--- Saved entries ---
|---|

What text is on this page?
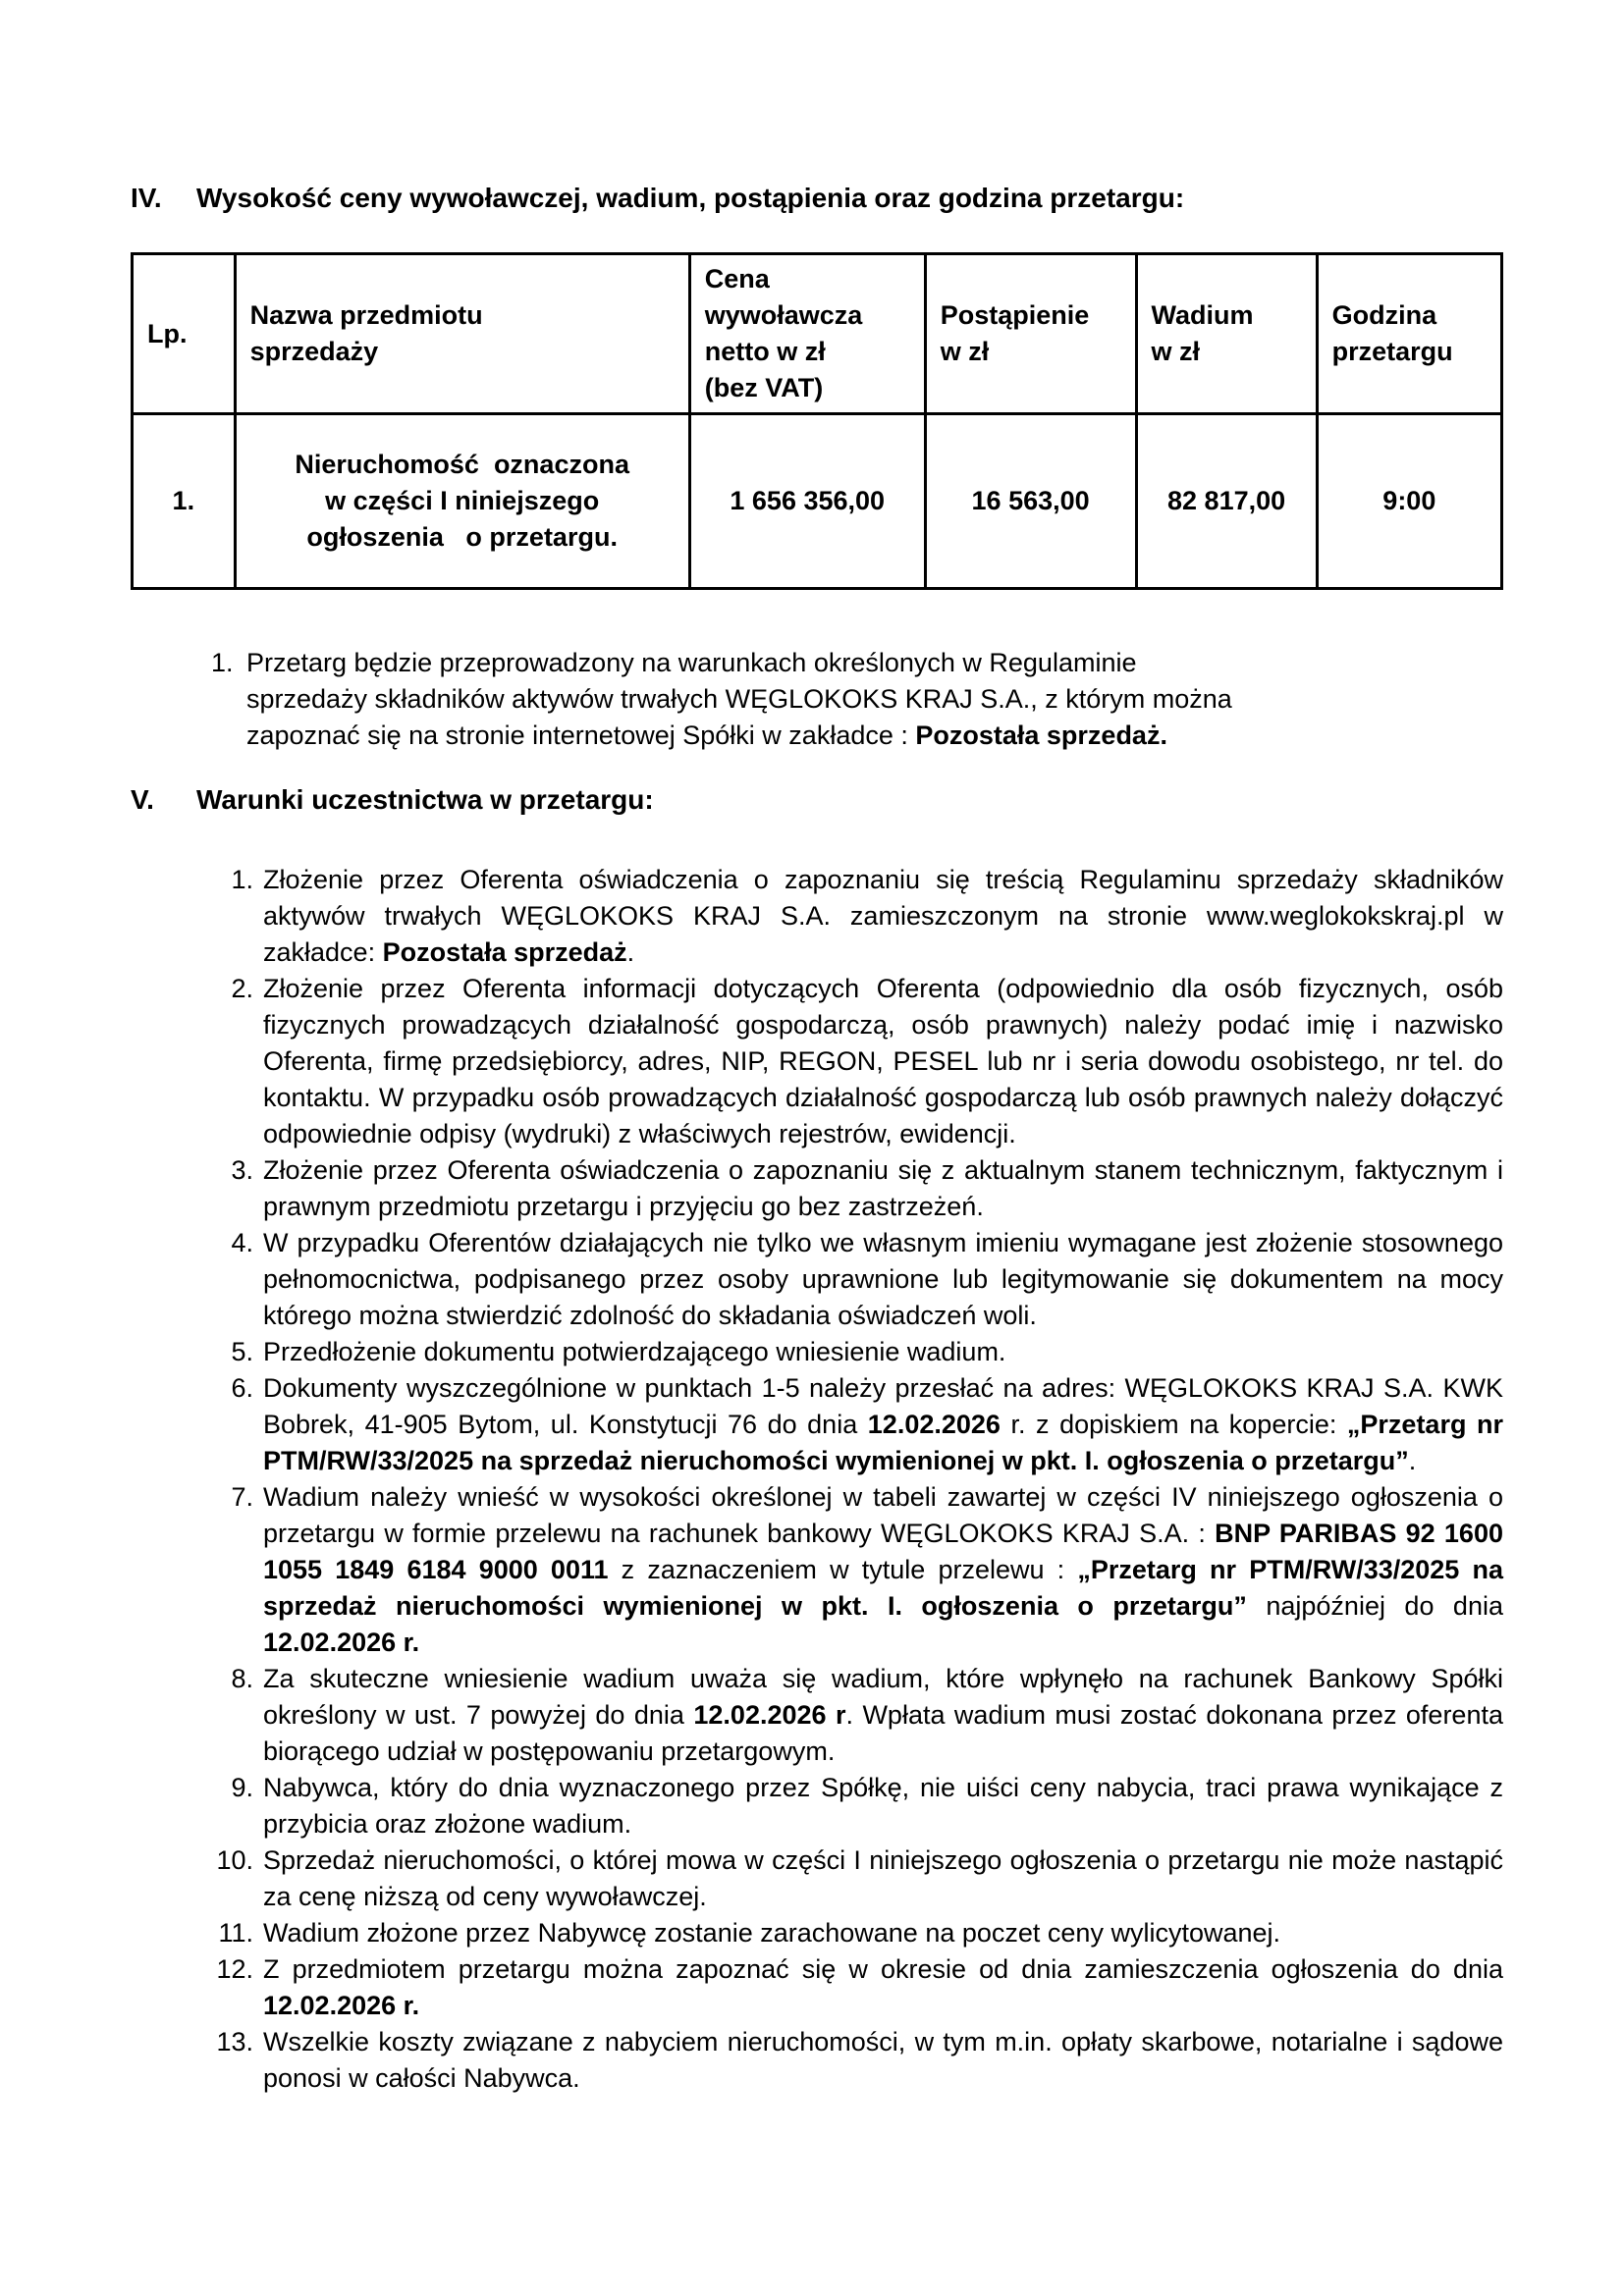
IV.	Wysokość ceny wywoławczej, wadium, postąpienia oraz godzina przetargu:
Lp.	Nazwa przedmiotu sprzedaży	Cena wywoławcza netto w zł (bez VAT)	Postąpienie w zł	Wadium w zł	Godzina przetargu

1.	Nieruchomość  oznaczona
w części I niniejszego
ogłoszenia   o przetargu.	1 656 356,00	16 563,00	82 817,00	9:00
1. Przetarg będzie przeprowadzony na warunkach określonych w Regulaminie sprzedaży składników aktywów trwałych WĘGLOKOKS KRAJ S.A., z którym można zapoznać się na stronie internetowej Spółki w zakładce : Pozostała sprzedaż.
V.	Warunki uczestnictwa w przetargu:
1. Złożenie przez Oferenta oświadczenia o zapoznaniu się treścią Regulaminu sprzedaży składników aktywów trwałych WĘGLOKOKS KRAJ S.A. zamieszczonym na stronie www.weglokokskraj.pl w zakładce: Pozostała sprzedaż.
2. Złożenie przez Oferenta informacji dotyczących Oferenta (odpowiednio dla osób fizycznych, osób fizycznych prowadzących działalność gospodarczą, osób prawnych) należy podać imię i nazwisko Oferenta, firmę przedsiębiorcy, adres, NIP, REGON, PESEL lub nr i seria dowodu osobistego, nr tel. do kontaktu. W przypadku osób prowadzących działalność gospodarczą lub osób prawnych należy dołączyć odpowiednie odpisy (wydruki) z właściwych rejestrów, ewidencji.
3. Złożenie przez Oferenta oświadczenia o zapoznaniu się z aktualnym stanem technicznym, faktycznym i prawnym przedmiotu przetargu i przyjęciu go bez zastrzeżeń.
4. W przypadku Oferentów działających nie tylko we własnym imieniu wymagane jest złożenie stosownego pełnomocnictwa, podpisanego przez osoby uprawnione lub legitymowanie się dokumentem na mocy którego można stwierdzić zdolność do składania oświadczeń woli.
5. Przedłożenie dokumentu potwierdzającego wniesienie wadium.
6. Dokumenty wyszczególnione w punktach 1-5 należy przesłać na adres: WĘGLOKOKS KRAJ S.A. KWK Bobrek, 41-905 Bytom, ul. Konstytucji 76 do dnia 12.02.2026 r. z dopiskiem na kopercie: „Przetarg nr PTM/RW/33/2025 na sprzedaż nieruchomości wymienionej w pkt. I. ogłoszenia o przetargu”.
7. Wadium należy wnieść w wysokości określonej w tabeli zawartej w części IV niniejszego ogłoszenia o przetargu w formie przelewu na rachunek bankowy WĘGLOKOKS KRAJ S.A. : BNP PARIBAS 92 1600 1055 1849 6184 9000 0011 z zaznaczeniem w tytule przelewu : „Przetarg nr PTM/RW/33/2025 na sprzedaż nieruchomości wymienionej w pkt. I. ogłoszenia o przetargu” najpóźniej do dnia 12.02.2026 r.
8. Za skuteczne wniesienie wadium uważa się wadium, które wpłynęło na rachunek Bankowy Spółki określony w ust. 7 powyżej do dnia 12.02.2026 r. Wpłata wadium musi zostać dokonana przez oferenta biorącego udział w postępowaniu przetargowym.
9. Nabywca, który do dnia wyznaczonego przez Spółkę, nie uiści ceny nabycia, traci prawa wynikające z przybicia oraz złożone wadium.
10. Sprzedaż nieruchomości, o której mowa w części I niniejszego ogłoszenia o przetargu nie może nastąpić za cenę niższą od ceny wywoławczej.
11. Wadium złożone przez Nabywcę zostanie zarachowane na poczet ceny wylicytowanej.
12. Z przedmiotem przetargu można zapoznać się w okresie od dnia zamieszczenia ogłoszenia do dnia 12.02.2026 r.
13. Wszelkie koszty związane z nabyciem nieruchomości, w tym m.in. opłaty skarbowe, notarialne i sądowe ponosi w całości Nabywca.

|---|

--- WHAT THE TASK REQUIRES ---
Make an exact copy of the records shown above, without the pictures.

--- EXPECTED OUTPUT ---
What text is on this page?
IV.	Wysokość ceny wywoławczej, wadium, postąpienia oraz godzina przetargu:
Lp.	Nazwa przedmiotu sprzedaży	Cena wywoławcza netto w zł (bez VAT)	Postąpienie w zł	Wadium w zł	Godzina przetargu

1.	Nieruchomość  oznaczona
w części I niniejszego
ogłoszenia   o przetargu.	1 656 356,00	16 563,00	82 817,00	9:00
1. Przetarg będzie przeprowadzony na warunkach określonych w Regulaminie sprzedaży składników aktywów trwałych WĘGLOKOKS KRAJ S.A., z którym można zapoznać się na stronie internetowej Spółki w zakładce : Pozostała sprzedaż.
V.	Warunki uczestnictwa w przetargu:
1. Złożenie przez Oferenta oświadczenia o zapoznaniu się treścią Regulaminu sprzedaży składników aktywów trwałych WĘGLOKOKS KRAJ S.A. zamieszczonym na stronie www.weglokokskraj.pl w zakładce: Pozostała sprzedaż.
2. Złożenie przez Oferenta informacji dotyczących Oferenta (odpowiednio dla osób fizycznych, osób fizycznych prowadzących działalność gospodarczą, osób prawnych) należy podać imię i nazwisko Oferenta, firmę przedsiębiorcy, adres, NIP, REGON, PESEL lub nr i seria dowodu osobistego, nr tel. do kontaktu. W przypadku osób prowadzących działalność gospodarczą lub osób prawnych należy dołączyć odpowiednie odpisy (wydruki) z właściwych rejestrów, ewidencji.
3. Złożenie przez Oferenta oświadczenia o zapoznaniu się z aktualnym stanem technicznym, faktycznym i prawnym przedmiotu przetargu i przyjęciu go bez zastrzeżeń.
4. W przypadku Oferentów działających nie tylko we własnym imieniu wymagane jest złożenie stosownego pełnomocnictwa, podpisanego przez osoby uprawnione lub legitymowanie się dokumentem na mocy którego można stwierdzić zdolność do składania oświadczeń woli.
5. Przedłożenie dokumentu potwierdzającego wniesienie wadium.
6. Dokumenty wyszczególnione w punktach 1-5 należy przesłać na adres: WĘGLOKOKS KRAJ S.A. KWK Bobrek, 41-905 Bytom, ul. Konstytucji 76 do dnia 12.02.2026 r. z dopiskiem na kopercie: „Przetarg nr PTM/RW/33/2025 na sprzedaż nieruchomości wymienionej w pkt. I. ogłoszenia o przetargu”.
7. Wadium należy wnieść w wysokości określonej w tabeli zawartej w części IV niniejszego ogłoszenia o przetargu w formie przelewu na rachunek bankowy WĘGLOKOKS KRAJ S.A. : BNP PARIBAS 92 1600 1055 1849 6184 9000 0011 z zaznaczeniem w tytule przelewu : „Przetarg nr PTM/RW/33/2025 na sprzedaż nieruchomości wymienionej w pkt. I. ogłoszenia o przetargu” najpóźniej do dnia 12.02.2026 r.
8. Za skuteczne wniesienie wadium uważa się wadium, które wpłynęło na rachunek Bankowy Spółki określony w ust. 7 powyżej do dnia 12.02.2026 r. Wpłata wadium musi zostać dokonana przez oferenta biorącego udział w postępowaniu przetargowym.
9. Nabywca, który do dnia wyznaczonego przez Spółkę, nie uiści ceny nabycia, traci prawa wynikające z przybicia oraz złożone wadium.
10. Sprzedaż nieruchomości, o której mowa w części I niniejszego ogłoszenia o przetargu nie może nastąpić za cenę niższą od ceny wywoławczej.
11. Wadium złożone przez Nabywcę zostanie zarachowane na poczet ceny wylicytowanej.
12. Z przedmiotem przetargu można zapoznać się w okresie od dnia zamieszczenia ogłoszenia do dnia 12.02.2026 r.
13. Wszelkie koszty związane z nabyciem nieruchomości, w tym m.in. opłaty skarbowe, notarialne i sądowe ponosi w całości Nabywca.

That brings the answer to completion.